## WHAT YOU NEED TO DO
Each entry needs to be restated exactly as written.

## INFORMATION SUPPLIED
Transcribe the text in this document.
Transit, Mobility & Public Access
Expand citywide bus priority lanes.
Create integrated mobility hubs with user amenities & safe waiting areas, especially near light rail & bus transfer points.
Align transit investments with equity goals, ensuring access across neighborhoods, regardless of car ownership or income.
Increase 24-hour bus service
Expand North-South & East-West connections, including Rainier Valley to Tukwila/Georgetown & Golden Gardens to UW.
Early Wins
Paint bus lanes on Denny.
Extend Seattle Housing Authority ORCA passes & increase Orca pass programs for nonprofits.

## RESPONSE
Transcribe the text in this document.
Transit, Mobility & Public Access
Expand citywide bus priority lanes.
Create integrated mobility hubs with user amenities & safe waiting areas, especially near light rail & bus transfer points.
Align transit investments with equity goals, ensuring access across neighborhoods, regardless of car ownership or income.
Increase 24-hour bus service
Expand North-South & East-West connections, including Rainier Valley to Tukwila/Georgetown & Golden Gardens to UW.
Early Wins
Paint bus lanes on Denny.
Extend Seattle Housing Authority ORCA passes & increase Orca pass programs for nonprofits.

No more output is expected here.